• [Excerpted records]

━━━━━━━━━━━━━━━━━━━━

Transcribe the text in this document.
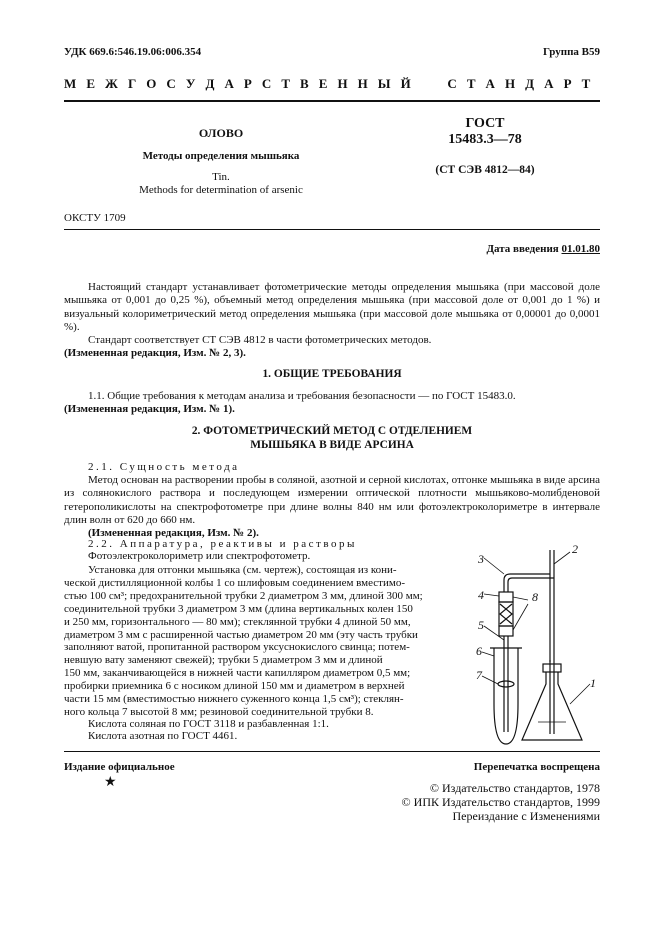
УДК 669.6:546.19.06:006.354	Группа В59
М Е Ж Г О С У Д А Р С Т В Е Н Н Ы Й     С Т А Н Д А Р Т
ОЛОВО
Методы определения мышьяка
Tin.
Methods for determination of arsenic
ГОСТ
15483.3—78
(СТ СЭВ 4812—84)
ОКСТУ 1709
Дата введения 01.01.80
Настоящий стандарт устанавливает фотометрические методы определения мышьяка (при массовой доле мышьяка от 0,001 до 0,25 %), объемный метод определения мышьяка (при массовой доле от 0,001 до 1 %) и визуальный колориметрический метод определения мышьяка (при массовой доле мышьяка от 0,00001 до 0,0001 %).
Стандарт соответствует СТ СЭВ 4812 в части фотометрических методов.
(Измененная редакция, Изм. № 2, 3).
1. ОБЩИЕ ТРЕБОВАНИЯ
1.1. Общие требования к методам анализа и требования безопасности — по ГОСТ 15483.0.
(Измененная редакция, Изм. № 1).
2. ФОТОМЕТРИЧЕСКИЙ МЕТОД С ОТДЕЛЕНИЕМ
МЫШЬЯКА В ВИДЕ АРСИНА
2.1. Сущность метода
Метод основан на растворении пробы в соляной, азотной и серной кислотах, отгонке мышьяка в виде арсина из солянокислого раствора и последующем измерении оптической плотности мышьяково-молибденовой гетерополикислоты на спектрофотометре при длине волны 840 нм или фотоэлектроколориметре в интервале длин волн от 620 до 660 нм.
(Измененная редакция, Изм. № 2).
2.2. Аппаратура, реактивы и растворы
Фотоэлектроколориметр или спектрофотометр.
Установка для отгонки мышьяка (см. чертеж), состоящая из кони-
ческой дистилляционной колбы 1 со шлифовым соединением вместимо-
стью 100 см³; предохранительной трубки 2 диаметром 3 мм, длиной 300 мм;
соединительной трубки 3 диаметром 3 мм (длина вертикальных колен 150
и 250 мм, горизонтального — 80 мм); стеклянной трубки 4 длиной 50 мм,
диаметром 3 мм с расширенной частью диаметром 20 мм (эту часть трубки
заполняют ватой, пропитанной раствором уксуснокислого свинца; потем-
невшую вату заменяют свежей); трубки 5 диаметром 3 мм и длиной
150 мм, заканчивающейся в нижней части капилляром диаметром 0,5 мм;
пробирки приемника 6 с носиком длиной 150 мм и диаметром в верхней
части 15 мм (вместимостью нижнего суженного конца 1,5 см³); стеклян-
ного кольца 7 высотой 8 мм; резиновой соединительной трубки 8.
Кислота соляная по ГОСТ 3118 и разбавленная 1:1.
Кислота азотная по ГОСТ 4461.
3
2
4	8
5
6
7
1
Издание официальное
★
Перепечатка воспрещена
© Издательство стандартов, 1978
© ИПК Издательство стандартов, 1999
Переиздание с Изменениями
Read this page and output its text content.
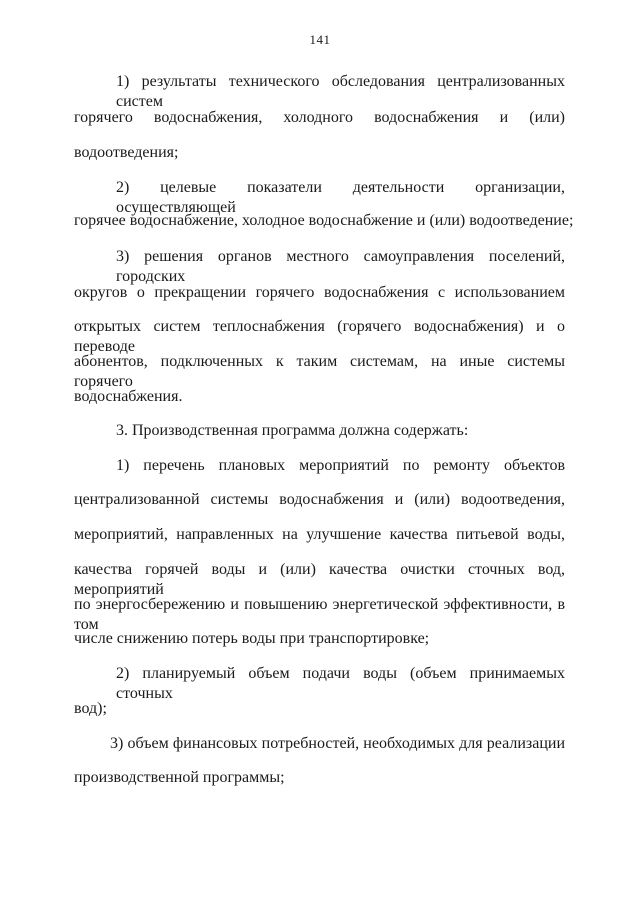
141
1) результаты технического обследования централизованных систем
горячего водоснабжения, холодного водоснабжения и (или)
водоотведения;
2) целевые показатели деятельности организации, осуществляющей
горячее водоснабжение, холодное водоснабжение и (или) водоотведение;
3) решения органов местного самоуправления поселений, городских
округов о прекращении горячего водоснабжения с использованием
открытых систем теплоснабжения (горячего водоснабжения) и о переводе
абонентов, подключенных к таким системам, на иные системы горячего
водоснабжения.
3. Производственная программа должна содержать:
1) перечень плановых мероприятий по ремонту объектов
централизованной системы водоснабжения и (или) водоотведения,
мероприятий, направленных на улучшение качества питьевой воды,
качества горячей воды и (или) качества очистки сточных вод, мероприятий
по энергосбережению и повышению энергетической эффективности, в том
числе снижению потерь воды при транспортировке;
2) планируемый объем подачи воды (объем принимаемых сточных
вод);
3) объем финансовых потребностей, необходимых для реализации
производственной программы;
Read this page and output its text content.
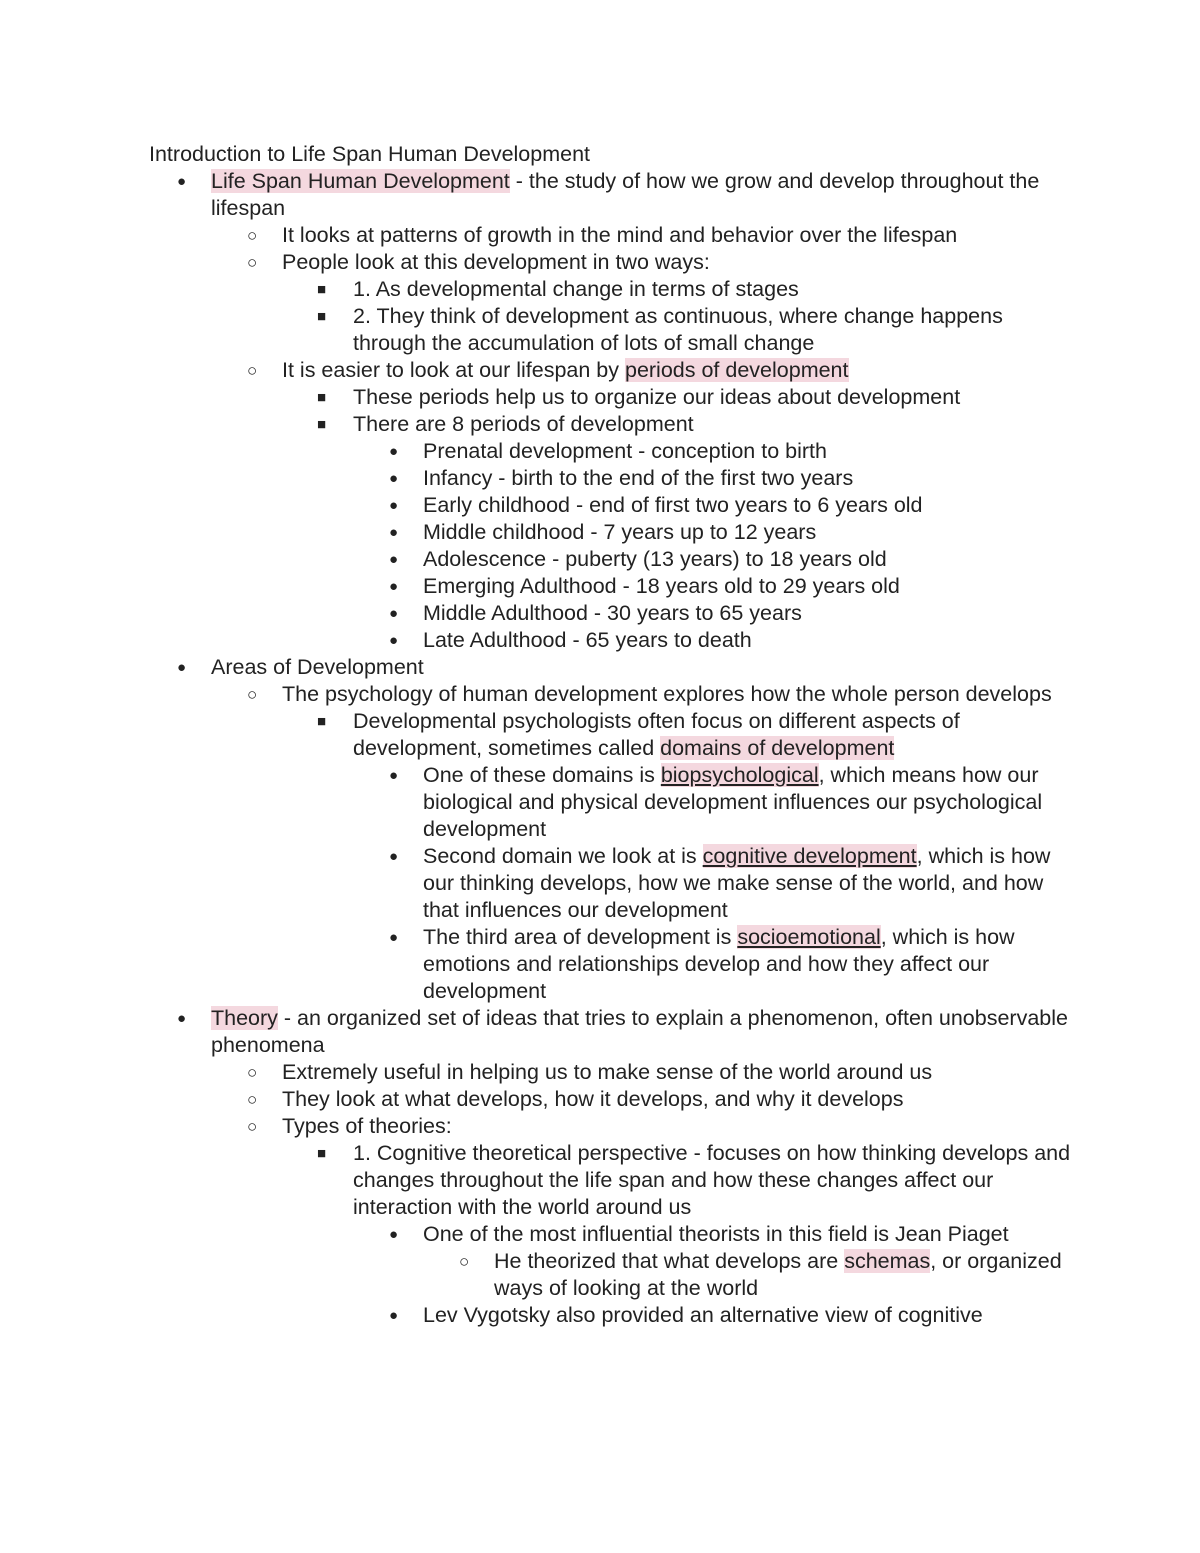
Introduction to Life Span Human Development

● Life Span Human Development - the study of how we grow and develop throughout the lifespan

○ It looks at patterns of growth in the mind and behavior over the lifespan

○ People look at this development in two ways:

■ 1. As developmental change in terms of stages

■ 2. They think of development as continuous, where change happens through the accumulation of lots of small change

○ It is easier to look at our lifespan by periods of development

■ These periods help us to organize our ideas about development

■ There are 8 periods of development

● Prenatal development - conception to birth

● Infancy - birth to the end of the first two years

● Early childhood - end of first two years to 6 years old

● Middle childhood - 7 years up to 12 years

● Adolescence - puberty (13 years) to 18 years old

● Emerging Adulthood - 18 years old to 29 years old

● Middle Adulthood - 30 years to 65 years

● Late Adulthood - 65 years to death

● Areas of Development

○ The psychology of human development explores how the whole person develops

■ Developmental psychologists often focus on different aspects of development, sometimes called domains of development

● One of these domains is biopsychological, which means how our biological and physical development influences our psychological development

● Second domain we look at is cognitive development, which is how our thinking develops, how we make sense of the world, and how that influences our development

● The third area of development is socioemotional, which is how emotions and relationships develop and how they affect our development

● Theory - an organized set of ideas that tries to explain a phenomenon, often unobservable phenomena

○ Extremely useful in helping us to make sense of the world around us

○ They look at what develops, how it develops, and why it develops

○ Types of theories:

■ 1. Cognitive theoretical perspective - focuses on how thinking develops and changes throughout the life span and how these changes affect our interaction with the world around us

● One of the most influential theorists in this field is Jean Piaget

○ He theorized that what develops are schemas, or organized ways of looking at the world

● Lev Vygotsky also provided an alternative view of cognitive
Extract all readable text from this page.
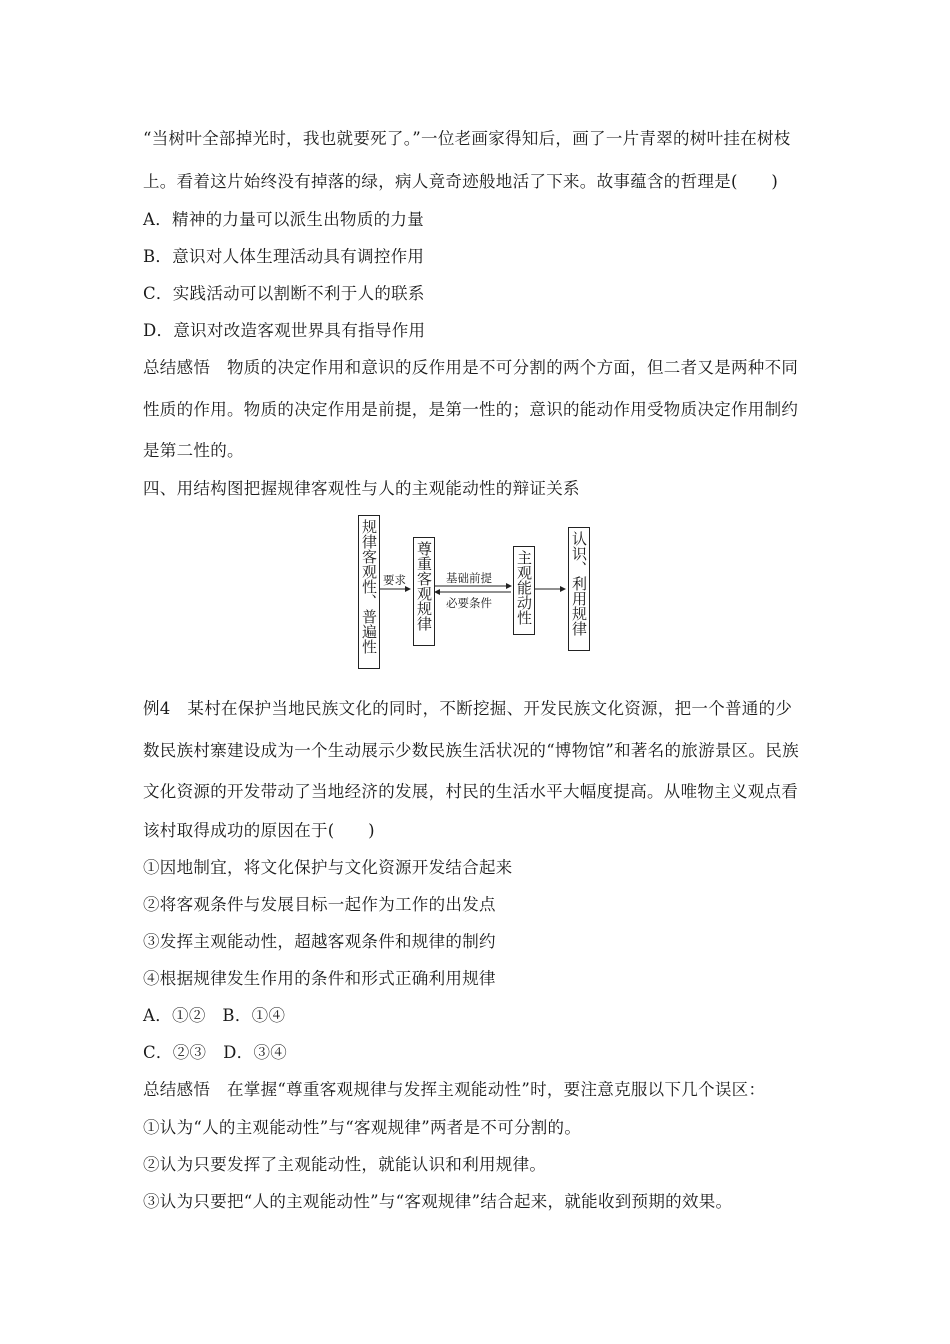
“当树叶全部掉光时，我也就要死了。”一位老画家得知后，画了一片青翠的树叶挂在树枝
上。看着这片始终没有掉落的绿，病人竟奇迹般地活了下来。故事蕴含的哲理是(　　)
A．精神的力量可以派生出物质的力量
B．意识对人体生理活动具有调控作用
C．实践活动可以割断不利于人的联系
D．意识对改造客观世界具有指导作用
总结感悟　物质的决定作用和意识的反作用是不可分割的两个方面，但二者又是两种不同
性质的作用。物质的决定作用是前提，是第一性的；意识的能动作用受物质决定作用制约
是第二性的。
四、用结构图把握规律客观性与人的主观能动性的辩证关系
规律客观性、普遍性 尊重客观规律	主观能动性 认识、利用规律
要求	基础前提
必要条件
例4　某村在保护当地民族文化的同时，不断挖掘、开发民族文化资源，把一个普通的少
数民族村寨建设成为一个生动展示少数民族生活状况的“博物馆”和著名的旅游景区。民族
文化资源的开发带动了当地经济的发展，村民的生活水平大幅度提高。从唯物主义观点看
该村取得成功的原因在于(　　)
①因地制宜，将文化保护与文化资源开发结合起来
②将客观条件与发展目标一起作为工作的出发点
③发挥主观能动性，超越客观条件和规律的制约
④根据规律发生作用的条件和形式正确利用规律
A．①②　B．①④
C．②③　D．③④
总结感悟　在掌握“尊重客观规律与发挥主观能动性”时，要注意克服以下几个误区：
①认为“人的主观能动性”与“客观规律”两者是不可分割的。
②认为只要发挥了主观能动性，就能认识和利用规律。
③认为只要把“人的主观能动性”与“客观规律”结合起来，就能收到预期的效果。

━━━━━━━━━━━━━━━━━━━━

• [The exercise] Repeat every record precisely. Any picture among them stays out of the copy.

• [Solved problem]
Transcribe the text in this document.
УДК 669.6:546.19.06:006.354	Группа В59
М Е Ж Г О С У Д А Р С Т В Е Н Н Ы Й     С Т А Н Д А Р Т
ОЛОВО
Методы определения мышьяка
Tin.
Methods for determination of arsenic
ГОСТ
15483.3—78
(СТ СЭВ 4812—84)
ОКСТУ 1709
Дата введения 01.01.80
Настоящий стандарт устанавливает фотометрические методы определения мышьяка (при массовой доле мышьяка от 0,001 до 0,25 %), объемный метод определения мышьяка (при массовой доле от 0,001 до 1 %) и визуальный колориметрический метод определения мышьяка (при массовой доле мышьяка от 0,00001 до 0,0001 %).
Стандарт соответствует СТ СЭВ 4812 в части фотометрических методов.
(Измененная редакция, Изм. № 2, 3).
1. ОБЩИЕ ТРЕБОВАНИЯ
1.1. Общие требования к методам анализа и требования безопасности — по ГОСТ 15483.0.
(Измененная редакция, Изм. № 1).
2. ФОТОМЕТРИЧЕСКИЙ МЕТОД С ОТДЕЛЕНИЕМ
МЫШЬЯКА В ВИДЕ АРСИНА
2.1. Сущность метода
Метод основан на растворении пробы в соляной, азотной и серной кислотах, отгонке мышьяка в виде арсина из солянокислого раствора и последующем измерении оптической плотности мышьяково-молибденовой гетерополикислоты на спектрофотометре при длине волны 840 нм или фотоэлектроколориметре в интервале длин волн от 620 до 660 нм.
(Измененная редакция, Изм. № 2).
2.2. Аппаратура, реактивы и растворы
Фотоэлектроколориметр или спектрофотометр.
Установка для отгонки мышьяка (см. чертеж), состоящая из кони-
ческой дистилляционной колбы 1 со шлифовым соединением вместимо-
стью 100 см³; предохранительной трубки 2 диаметром 3 мм, длиной 300 мм;
соединительной трубки 3 диаметром 3 мм (длина вертикальных колен 150
и 250 мм, горизонтального — 80 мм); стеклянной трубки 4 длиной 50 мм,
диаметром 3 мм с расширенной частью диаметром 20 мм (эту часть трубки
заполняют ватой, пропитанной раствором уксуснокислого свинца; потем-
невшую вату заменяют свежей); трубки 5 диаметром 3 мм и длиной
150 мм, заканчивающейся в нижней части капилляром диаметром 0,5 мм;
пробирки приемника 6 с носиком длиной 150 мм и диаметром в верхней
части 15 мм (вместимостью нижнего суженного конца 1,5 см³); стеклян-
ного кольца 7 высотой 8 мм; резиновой соединительной трубки 8.
Кислота соляная по ГОСТ 3118 и разбавленная 1:1.
Кислота азотная по ГОСТ 4461.
3
2
4	8
5
6
7
1
Издание официальное
★
Перепечатка воспрещена
© Издательство стандартов, 1978
© ИПК Издательство стандартов, 1999
Переиздание с Изменениями
Read this page and output its text content.
141
1) результаты технического обследования централизованных систем
горячего водоснабжения, холодного водоснабжения и (или)
водоотведения;
2) целевые показатели деятельности организации, осуществляющей
горячее водоснабжение, холодное водоснабжение и (или) водоотведение;
3) решения органов местного самоуправления поселений, городских
округов о прекращении горячего водоснабжения с использованием
открытых систем теплоснабжения (горячего водоснабжения) и о переводе
абонентов, подключенных к таким системам, на иные системы горячего
водоснабжения.
3. Производственная программа должна содержать:
1) перечень плановых мероприятий по ремонту объектов
централизованной системы водоснабжения и (или) водоотведения,
мероприятий, направленных на улучшение качества питьевой воды,
качества горячей воды и (или) качества очистки сточных вод, мероприятий
по энергосбережению и повышению энергетической эффективности, в том
числе снижению потерь воды при транспортировке;
2) планируемый объем подачи воды (объем принимаемых сточных
вод);
3) объем финансовых потребностей, необходимых для реализации
производственной программы;
Read this page and output its text content.
Introduction to Life Span Human Development

● Life Span Human Development - the study of how we grow and develop throughout the lifespan

○ It looks at patterns of growth in the mind and behavior over the lifespan

○ People look at this development in two ways:

■ 1. As developmental change in terms of stages

■ 2. They think of development as continuous, where change happens through the accumulation of lots of small change

○ It is easier to look at our lifespan by periods of development

■ These periods help us to organize our ideas about development

■ There are 8 periods of development

● Prenatal development - conception to birth

● Infancy - birth to the end of the first two years

● Early childhood - end of first two years to 6 years old

● Middle childhood - 7 years up to 12 years

● Adolescence - puberty (13 years) to 18 years old

● Emerging Adulthood - 18 years old to 29 years old

● Middle Adulthood - 30 years to 65 years

● Late Adulthood - 65 years to death

● Areas of Development

○ The psychology of human development explores how the whole person develops

■ Developmental psychologists often focus on different aspects of development, sometimes called domains of development

● One of these domains is biopsychological, which means how our biological and physical development influences our psychological development

● Second domain we look at is cognitive development, which is how our thinking develops, how we make sense of the world, and how that influences our development

● The third area of development is socioemotional, which is how emotions and relationships develop and how they affect our development

● Theory - an organized set of ideas that tries to explain a phenomenon, often unobservable phenomena

○ Extremely useful in helping us to make sense of the world around us

○ They look at what develops, how it develops, and why it develops

○ Types of theories:

■ 1. Cognitive theoretical perspective - focuses on how thinking develops and changes throughout the life span and how these changes affect our interaction with the world around us

● One of the most influential theorists in this field is Jean Piaget

○ He theorized that what develops are schemas, or organized ways of looking at the world

● Lev Vygotsky also provided an alternative view of cognitive
Extract all readable text from this page.
“当树叶全部掉光时，我也就要死了。”一位老画家得知后，画了一片青翠的树叶挂在树枝
上。看着这片始终没有掉落的绿，病人竟奇迹般地活了下来。故事蕴含的哲理是(　　)
A．精神的力量可以派生出物质的力量
B．意识对人体生理活动具有调控作用
C．实践活动可以割断不利于人的联系
D．意识对改造客观世界具有指导作用
总结感悟　物质的决定作用和意识的反作用是不可分割的两个方面，但二者又是两种不同
性质的作用。物质的决定作用是前提，是第一性的；意识的能动作用受物质决定作用制约
是第二性的。
四、用结构图把握规律客观性与人的主观能动性的辩证关系
规律客观性、普遍性 尊重客观规律	主观能动性 认识、利用规律
要求	基础前提
必要条件
例4　某村在保护当地民族文化的同时，不断挖掘、开发民族文化资源，把一个普通的少
数民族村寨建设成为一个生动展示少数民族生活状况的“博物馆”和著名的旅游景区。民族
文化资源的开发带动了当地经济的发展，村民的生活水平大幅度提高。从唯物主义观点看
该村取得成功的原因在于(　　)
①因地制宜，将文化保护与文化资源开发结合起来
②将客观条件与发展目标一起作为工作的出发点
③发挥主观能动性，超越客观条件和规律的制约
④根据规律发生作用的条件和形式正确利用规律
A．①②　B．①④
C．②③　D．③④
总结感悟　在掌握“尊重客观规律与发挥主观能动性”时，要注意克服以下几个误区：
①认为“人的主观能动性”与“客观规律”两者是不可分割的。
②认为只要发挥了主观能动性，就能认识和利用规律。
③认为只要把“人的主观能动性”与“客观规律”结合起来，就能收到预期的效果。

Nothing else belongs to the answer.